Aim: Below are some records; give them all again exactly, but not the pictures.

Data records
§ §

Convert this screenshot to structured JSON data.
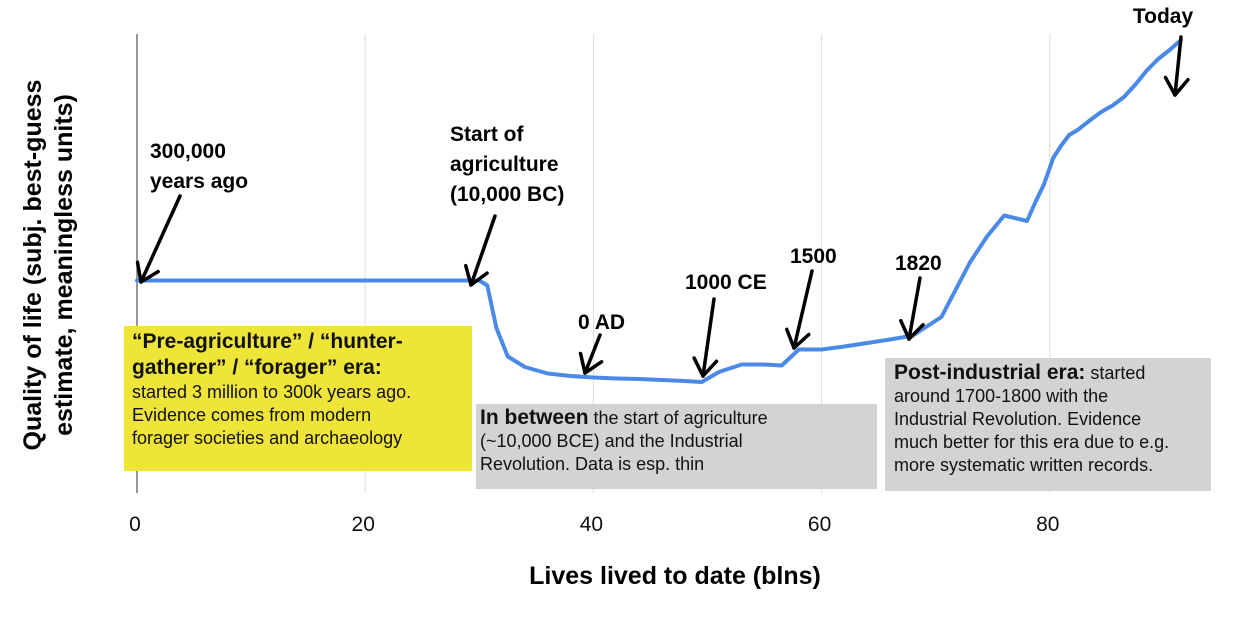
{
  "chart_data": {
    "type": "line",
    "title": "",
    "xlabel": "Lives lived to date (blns)",
    "ylabel": "Quality of life (subj. best-guess estimate, meaningless units)",
    "xlim": [
      0,
      96
    ],
    "ylim": [
      0,
      100
    ],
    "x_ticks": [
      "0",
      "20",
      "40",
      "60",
      "80"
    ],
    "grid": "vertical",
    "line_color": "#4a8ae6",
    "series": [
      {
        "x": [
          0,
          30,
          30.7,
          31.5,
          32.5,
          34,
          36,
          38,
          40,
          42,
          44,
          46,
          48,
          49.5,
          51,
          53,
          55,
          56.5,
          58,
          60,
          62,
          64,
          66,
          68,
          70.5,
          73,
          74.5,
          76,
          78,
          78.7,
          79.5,
          80.3,
          81,
          81.7,
          82.5,
          83.5,
          84.5,
          85.5,
          86.5,
          87.5,
          88.5,
          89.5,
          90.5,
          91.5
        ],
        "y": [
          42.5,
          42.5,
          41.5,
          33,
          27.3,
          25.2,
          23.9,
          23.4,
          23.1,
          22.9,
          22.8,
          22.6,
          22.4,
          22.2,
          24.2,
          25.7,
          25.7,
          25.5,
          28.7,
          28.7,
          29.3,
          30,
          30.7,
          31.5,
          35.2,
          46.1,
          51.3,
          55.5,
          54.4,
          58,
          61.8,
          67,
          69.5,
          71.6,
          72.7,
          74.5,
          76.2,
          77.5,
          79.2,
          81.7,
          84.5,
          86.8,
          88.6,
          90.6
        ]
      }
    ],
    "annotations": {
      "start": {
        "lines": [
          "300,000",
          "years ago"
        ],
        "x": 0,
        "y": 42.5
      },
      "agri": {
        "lines": [
          "Start of",
          "agriculture",
          "(10,000 BC)"
        ],
        "x": 30,
        "y": 42.5
      },
      "ad0": {
        "lines": [
          "0 AD"
        ],
        "x": 38,
        "y": 23.5
      },
      "ce1000": {
        "lines": [
          "1000 CE"
        ],
        "x": 49.5,
        "y": 22.2
      },
      "y1500": {
        "lines": [
          "1500"
        ],
        "x": 57.5,
        "y": 28
      },
      "y1820": {
        "lines": [
          "1820"
        ],
        "x": 67.5,
        "y": 31.3
      },
      "today": {
        "lines": [
          "Today"
        ],
        "x": 91.5,
        "y": 90.6
      }
    }
  },
  "boxes": {
    "pre": {
      "heading_1": "“Pre-agriculture” / “hunter-",
      "heading_2": "gatherer” / “forager” era:",
      "body_1": "started 3 million to 300k years ago.",
      "body_2": "Evidence comes from modern",
      "body_3": "forager societies and archaeology"
    },
    "mid": {
      "heading": "In between",
      "rest_1": " the start of agriculture",
      "body_2": "(~10,000 BCE) and the Industrial",
      "body_3": "Revolution. Data is esp. thin"
    },
    "post": {
      "heading": "Post-industrial era:",
      "rest_1": " started",
      "body_2": "around 1700-1800 with the",
      "body_3": "Industrial Revolution. Evidence",
      "body_4": "much better for this era due to e.g.",
      "body_5": "more systematic written records."
    }
  }
}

§ §

In response:
Convert this screenshot to structured JSON data.
{
  "chart_data": {
    "type": "line",
    "title": "",
    "xlabel": "Lives lived to date (blns)",
    "ylabel": "Quality of life (subj. best-guess estimate, meaningless units)",
    "xlim": [
      0,
      96
    ],
    "ylim": [
      0,
      100
    ],
    "x_ticks": [
      "0",
      "20",
      "40",
      "60",
      "80"
    ],
    "grid": "vertical",
    "line_color": "#4a8ae6",
    "series": [
      {
        "x": [
          0,
          30,
          30.7,
          31.5,
          32.5,
          34,
          36,
          38,
          40,
          42,
          44,
          46,
          48,
          49.5,
          51,
          53,
          55,
          56.5,
          58,
          60,
          62,
          64,
          66,
          68,
          70.5,
          73,
          74.5,
          76,
          78,
          78.7,
          79.5,
          80.3,
          81,
          81.7,
          82.5,
          83.5,
          84.5,
          85.5,
          86.5,
          87.5,
          88.5,
          89.5,
          90.5,
          91.5
        ],
        "y": [
          42.5,
          42.5,
          41.5,
          33,
          27.3,
          25.2,
          23.9,
          23.4,
          23.1,
          22.9,
          22.8,
          22.6,
          22.4,
          22.2,
          24.2,
          25.7,
          25.7,
          25.5,
          28.7,
          28.7,
          29.3,
          30,
          30.7,
          31.5,
          35.2,
          46.1,
          51.3,
          55.5,
          54.4,
          58,
          61.8,
          67,
          69.5,
          71.6,
          72.7,
          74.5,
          76.2,
          77.5,
          79.2,
          81.7,
          84.5,
          86.8,
          88.6,
          90.6
        ]
      }
    ],
    "annotations": {
      "start": {
        "lines": [
          "300,000",
          "years ago"
        ],
        "x": 0,
        "y": 42.5
      },
      "agri": {
        "lines": [
          "Start of",
          "agriculture",
          "(10,000 BC)"
        ],
        "x": 30,
        "y": 42.5
      },
      "ad0": {
        "lines": [
          "0 AD"
        ],
        "x": 38,
        "y": 23.5
      },
      "ce1000": {
        "lines": [
          "1000 CE"
        ],
        "x": 49.5,
        "y": 22.2
      },
      "y1500": {
        "lines": [
          "1500"
        ],
        "x": 57.5,
        "y": 28
      },
      "y1820": {
        "lines": [
          "1820"
        ],
        "x": 67.5,
        "y": 31.3
      },
      "today": {
        "lines": [
          "Today"
        ],
        "x": 91.5,
        "y": 90.6
      }
    }
  },
  "boxes": {
    "pre": {
      "heading_1": "“Pre-agriculture” / “hunter-",
      "heading_2": "gatherer” / “forager” era:",
      "body_1": "started 3 million to 300k years ago.",
      "body_2": "Evidence comes from modern",
      "body_3": "forager societies and archaeology"
    },
    "mid": {
      "heading": "In between",
      "rest_1": " the start of agriculture",
      "body_2": "(~10,000 BCE) and the Industrial",
      "body_3": "Revolution. Data is esp. thin"
    },
    "post": {
      "heading": "Post-industrial era:",
      "rest_1": " started",
      "body_2": "around 1700-1800 with the",
      "body_3": "Industrial Revolution. Evidence",
      "body_4": "much better for this era due to e.g.",
      "body_5": "more systematic written records."
    }
  }
}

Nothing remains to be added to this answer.